Reproduce each line bearing the word "list".

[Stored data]

--

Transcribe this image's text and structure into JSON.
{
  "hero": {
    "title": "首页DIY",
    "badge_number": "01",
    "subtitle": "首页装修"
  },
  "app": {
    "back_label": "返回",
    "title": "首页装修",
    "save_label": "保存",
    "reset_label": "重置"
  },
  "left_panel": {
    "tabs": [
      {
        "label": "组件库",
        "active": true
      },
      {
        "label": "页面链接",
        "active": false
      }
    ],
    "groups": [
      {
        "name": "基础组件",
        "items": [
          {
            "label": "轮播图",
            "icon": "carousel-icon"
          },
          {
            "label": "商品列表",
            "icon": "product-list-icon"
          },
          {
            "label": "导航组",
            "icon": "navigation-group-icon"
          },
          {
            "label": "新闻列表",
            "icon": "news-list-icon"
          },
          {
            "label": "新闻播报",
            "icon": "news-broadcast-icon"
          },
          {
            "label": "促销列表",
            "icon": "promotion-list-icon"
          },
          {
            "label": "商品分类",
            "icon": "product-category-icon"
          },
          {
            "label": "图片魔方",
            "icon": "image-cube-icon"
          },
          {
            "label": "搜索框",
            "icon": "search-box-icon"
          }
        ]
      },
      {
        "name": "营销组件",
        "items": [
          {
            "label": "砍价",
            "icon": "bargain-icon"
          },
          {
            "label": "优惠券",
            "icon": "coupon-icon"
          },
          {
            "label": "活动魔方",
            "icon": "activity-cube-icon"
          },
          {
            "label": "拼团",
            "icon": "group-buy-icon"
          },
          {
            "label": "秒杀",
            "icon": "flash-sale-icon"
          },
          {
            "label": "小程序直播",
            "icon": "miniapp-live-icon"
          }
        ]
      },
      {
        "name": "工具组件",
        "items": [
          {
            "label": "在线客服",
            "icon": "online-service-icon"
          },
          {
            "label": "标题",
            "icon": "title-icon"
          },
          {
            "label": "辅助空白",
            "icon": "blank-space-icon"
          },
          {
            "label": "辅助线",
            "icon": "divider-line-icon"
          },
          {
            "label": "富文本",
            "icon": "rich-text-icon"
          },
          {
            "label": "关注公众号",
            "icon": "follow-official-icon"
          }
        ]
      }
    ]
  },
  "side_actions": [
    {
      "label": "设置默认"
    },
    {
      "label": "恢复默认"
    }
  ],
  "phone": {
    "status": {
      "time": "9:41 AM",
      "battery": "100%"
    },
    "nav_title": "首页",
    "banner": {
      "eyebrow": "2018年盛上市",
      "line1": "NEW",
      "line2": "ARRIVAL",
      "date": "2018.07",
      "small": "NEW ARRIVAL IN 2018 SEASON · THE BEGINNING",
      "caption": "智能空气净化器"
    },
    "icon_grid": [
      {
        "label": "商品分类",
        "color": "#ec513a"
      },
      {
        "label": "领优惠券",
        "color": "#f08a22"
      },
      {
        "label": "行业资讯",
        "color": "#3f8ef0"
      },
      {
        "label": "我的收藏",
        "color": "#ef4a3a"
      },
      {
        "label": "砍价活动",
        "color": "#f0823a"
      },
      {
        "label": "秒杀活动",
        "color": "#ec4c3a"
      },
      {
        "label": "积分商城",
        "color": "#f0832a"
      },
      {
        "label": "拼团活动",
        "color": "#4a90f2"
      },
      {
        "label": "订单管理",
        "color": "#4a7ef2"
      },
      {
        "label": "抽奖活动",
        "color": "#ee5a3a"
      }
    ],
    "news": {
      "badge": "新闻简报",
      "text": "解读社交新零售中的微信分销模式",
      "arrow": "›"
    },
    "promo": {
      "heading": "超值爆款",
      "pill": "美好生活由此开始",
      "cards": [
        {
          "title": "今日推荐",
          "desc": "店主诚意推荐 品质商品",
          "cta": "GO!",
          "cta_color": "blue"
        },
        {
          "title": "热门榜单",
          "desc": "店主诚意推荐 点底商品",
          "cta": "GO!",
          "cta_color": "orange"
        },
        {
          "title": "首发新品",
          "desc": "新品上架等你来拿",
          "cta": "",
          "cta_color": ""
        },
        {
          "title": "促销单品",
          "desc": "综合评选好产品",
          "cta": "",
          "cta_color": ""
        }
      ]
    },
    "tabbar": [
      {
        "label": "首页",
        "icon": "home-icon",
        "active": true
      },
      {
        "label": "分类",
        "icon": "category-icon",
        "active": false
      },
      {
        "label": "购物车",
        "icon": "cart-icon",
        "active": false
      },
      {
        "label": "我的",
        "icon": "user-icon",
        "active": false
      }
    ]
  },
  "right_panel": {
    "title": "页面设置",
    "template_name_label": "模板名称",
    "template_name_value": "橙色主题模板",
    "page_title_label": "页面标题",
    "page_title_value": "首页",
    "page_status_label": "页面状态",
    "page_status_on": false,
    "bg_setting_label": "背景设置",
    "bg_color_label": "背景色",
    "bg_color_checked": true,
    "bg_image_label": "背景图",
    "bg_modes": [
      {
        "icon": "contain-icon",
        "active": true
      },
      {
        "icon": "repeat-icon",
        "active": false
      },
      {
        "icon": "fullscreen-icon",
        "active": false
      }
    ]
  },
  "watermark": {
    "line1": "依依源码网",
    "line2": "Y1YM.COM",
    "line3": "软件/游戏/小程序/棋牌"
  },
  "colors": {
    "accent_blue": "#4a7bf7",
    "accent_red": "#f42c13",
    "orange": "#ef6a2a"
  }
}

--

RESPONSE:
            "icon": "product-list-icon"
            "icon": "news-list-icon"
            "icon": "promotion-list-icon"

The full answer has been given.